--- Begin ---

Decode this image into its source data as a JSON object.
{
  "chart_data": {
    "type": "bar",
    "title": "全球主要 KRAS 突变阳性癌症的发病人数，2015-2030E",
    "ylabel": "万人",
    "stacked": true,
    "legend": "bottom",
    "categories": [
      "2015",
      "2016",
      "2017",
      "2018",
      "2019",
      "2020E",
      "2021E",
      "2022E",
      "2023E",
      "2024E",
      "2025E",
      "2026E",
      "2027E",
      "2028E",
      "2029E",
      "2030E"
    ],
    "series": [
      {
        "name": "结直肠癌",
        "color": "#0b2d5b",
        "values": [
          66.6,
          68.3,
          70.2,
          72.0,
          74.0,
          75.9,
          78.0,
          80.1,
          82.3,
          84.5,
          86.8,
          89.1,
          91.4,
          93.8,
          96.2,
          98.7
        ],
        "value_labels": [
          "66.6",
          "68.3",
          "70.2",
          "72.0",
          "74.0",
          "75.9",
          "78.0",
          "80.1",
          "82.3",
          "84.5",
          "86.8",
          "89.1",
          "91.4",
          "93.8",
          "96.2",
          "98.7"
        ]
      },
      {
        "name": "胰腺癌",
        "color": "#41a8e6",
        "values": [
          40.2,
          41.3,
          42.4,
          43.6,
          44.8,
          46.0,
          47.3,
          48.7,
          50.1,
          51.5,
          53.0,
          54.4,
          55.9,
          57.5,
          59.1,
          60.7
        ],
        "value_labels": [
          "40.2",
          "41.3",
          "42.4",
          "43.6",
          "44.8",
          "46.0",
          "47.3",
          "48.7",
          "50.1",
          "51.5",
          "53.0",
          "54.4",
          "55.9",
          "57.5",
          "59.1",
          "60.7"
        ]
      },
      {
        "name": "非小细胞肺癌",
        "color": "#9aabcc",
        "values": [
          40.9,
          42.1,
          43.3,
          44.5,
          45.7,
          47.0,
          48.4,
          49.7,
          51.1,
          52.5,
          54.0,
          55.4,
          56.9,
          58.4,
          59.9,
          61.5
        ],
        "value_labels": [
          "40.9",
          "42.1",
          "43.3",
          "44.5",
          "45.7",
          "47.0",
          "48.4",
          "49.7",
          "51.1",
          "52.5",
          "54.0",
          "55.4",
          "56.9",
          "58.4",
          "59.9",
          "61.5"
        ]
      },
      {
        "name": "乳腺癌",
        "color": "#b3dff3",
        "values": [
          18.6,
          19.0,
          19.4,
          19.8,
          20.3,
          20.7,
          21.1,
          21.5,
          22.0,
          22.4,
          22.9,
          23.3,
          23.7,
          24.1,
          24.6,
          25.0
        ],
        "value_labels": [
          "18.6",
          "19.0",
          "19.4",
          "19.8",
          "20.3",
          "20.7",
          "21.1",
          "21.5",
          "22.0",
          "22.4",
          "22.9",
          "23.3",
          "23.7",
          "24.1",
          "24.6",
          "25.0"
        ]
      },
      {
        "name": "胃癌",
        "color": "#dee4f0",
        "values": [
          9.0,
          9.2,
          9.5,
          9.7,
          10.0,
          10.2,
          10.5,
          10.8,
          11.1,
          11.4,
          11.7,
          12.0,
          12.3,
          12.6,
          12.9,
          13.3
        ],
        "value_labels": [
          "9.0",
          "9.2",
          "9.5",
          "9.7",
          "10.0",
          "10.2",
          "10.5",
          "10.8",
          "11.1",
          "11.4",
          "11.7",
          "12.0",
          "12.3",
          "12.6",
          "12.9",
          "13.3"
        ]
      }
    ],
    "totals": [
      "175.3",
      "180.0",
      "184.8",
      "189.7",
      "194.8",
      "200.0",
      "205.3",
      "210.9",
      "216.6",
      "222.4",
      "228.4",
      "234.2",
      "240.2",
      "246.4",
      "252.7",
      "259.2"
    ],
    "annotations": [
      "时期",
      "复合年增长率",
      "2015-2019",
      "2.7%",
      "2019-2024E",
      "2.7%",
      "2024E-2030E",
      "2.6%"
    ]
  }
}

--- End ---

Go through the material above line by line and copy it exactly.

## [Problem solution]
Decode this image into its source data as a JSON object.
{
  "chart_data": {
    "type": "bar",
    "title": "全球主要 KRAS 突变阳性癌症的发病人数，2015-2030E",
    "ylabel": "万人",
    "stacked": true,
    "legend": "bottom",
    "categories": [
      "2015",
      "2016",
      "2017",
      "2018",
      "2019",
      "2020E",
      "2021E",
      "2022E",
      "2023E",
      "2024E",
      "2025E",
      "2026E",
      "2027E",
      "2028E",
      "2029E",
      "2030E"
    ],
    "series": [
      {
        "name": "结直肠癌",
        "color": "#0b2d5b",
        "values": [
          66.6,
          68.3,
          70.2,
          72.0,
          74.0,
          75.9,
          78.0,
          80.1,
          82.3,
          84.5,
          86.8,
          89.1,
          91.4,
          93.8,
          96.2,
          98.7
        ],
        "value_labels": [
          "66.6",
          "68.3",
          "70.2",
          "72.0",
          "74.0",
          "75.9",
          "78.0",
          "80.1",
          "82.3",
          "84.5",
          "86.8",
          "89.1",
          "91.4",
          "93.8",
          "96.2",
          "98.7"
        ]
      },
      {
        "name": "胰腺癌",
        "color": "#41a8e6",
        "values": [
          40.2,
          41.3,
          42.4,
          43.6,
          44.8,
          46.0,
          47.3,
          48.7,
          50.1,
          51.5,
          53.0,
          54.4,
          55.9,
          57.5,
          59.1,
          60.7
        ],
        "value_labels": [
          "40.2",
          "41.3",
          "42.4",
          "43.6",
          "44.8",
          "46.0",
          "47.3",
          "48.7",
          "50.1",
          "51.5",
          "53.0",
          "54.4",
          "55.9",
          "57.5",
          "59.1",
          "60.7"
        ]
      },
      {
        "name": "非小细胞肺癌",
        "color": "#9aabcc",
        "values": [
          40.9,
          42.1,
          43.3,
          44.5,
          45.7,
          47.0,
          48.4,
          49.7,
          51.1,
          52.5,
          54.0,
          55.4,
          56.9,
          58.4,
          59.9,
          61.5
        ],
        "value_labels": [
          "40.9",
          "42.1",
          "43.3",
          "44.5",
          "45.7",
          "47.0",
          "48.4",
          "49.7",
          "51.1",
          "52.5",
          "54.0",
          "55.4",
          "56.9",
          "58.4",
          "59.9",
          "61.5"
        ]
      },
      {
        "name": "乳腺癌",
        "color": "#b3dff3",
        "values": [
          18.6,
          19.0,
          19.4,
          19.8,
          20.3,
          20.7,
          21.1,
          21.5,
          22.0,
          22.4,
          22.9,
          23.3,
          23.7,
          24.1,
          24.6,
          25.0
        ],
        "value_labels": [
          "18.6",
          "19.0",
          "19.4",
          "19.8",
          "20.3",
          "20.7",
          "21.1",
          "21.5",
          "22.0",
          "22.4",
          "22.9",
          "23.3",
          "23.7",
          "24.1",
          "24.6",
          "25.0"
        ]
      },
      {
        "name": "胃癌",
        "color": "#dee4f0",
        "values": [
          9.0,
          9.2,
          9.5,
          9.7,
          10.0,
          10.2,
          10.5,
          10.8,
          11.1,
          11.4,
          11.7,
          12.0,
          12.3,
          12.6,
          12.9,
          13.3
        ],
        "value_labels": [
          "9.0",
          "9.2",
          "9.5",
          "9.7",
          "10.0",
          "10.2",
          "10.5",
          "10.8",
          "11.1",
          "11.4",
          "11.7",
          "12.0",
          "12.3",
          "12.6",
          "12.9",
          "13.3"
        ]
      }
    ],
    "totals": [
      "175.3",
      "180.0",
      "184.8",
      "189.7",
      "194.8",
      "200.0",
      "205.3",
      "210.9",
      "216.6",
      "222.4",
      "228.4",
      "234.2",
      "240.2",
      "246.4",
      "252.7",
      "259.2"
    ],
    "annotations": [
      "时期",
      "复合年增长率",
      "2015-2019",
      "2.7%",
      "2019-2024E",
      "2.7%",
      "2024E-2030E",
      "2.6%"
    ]
  }
}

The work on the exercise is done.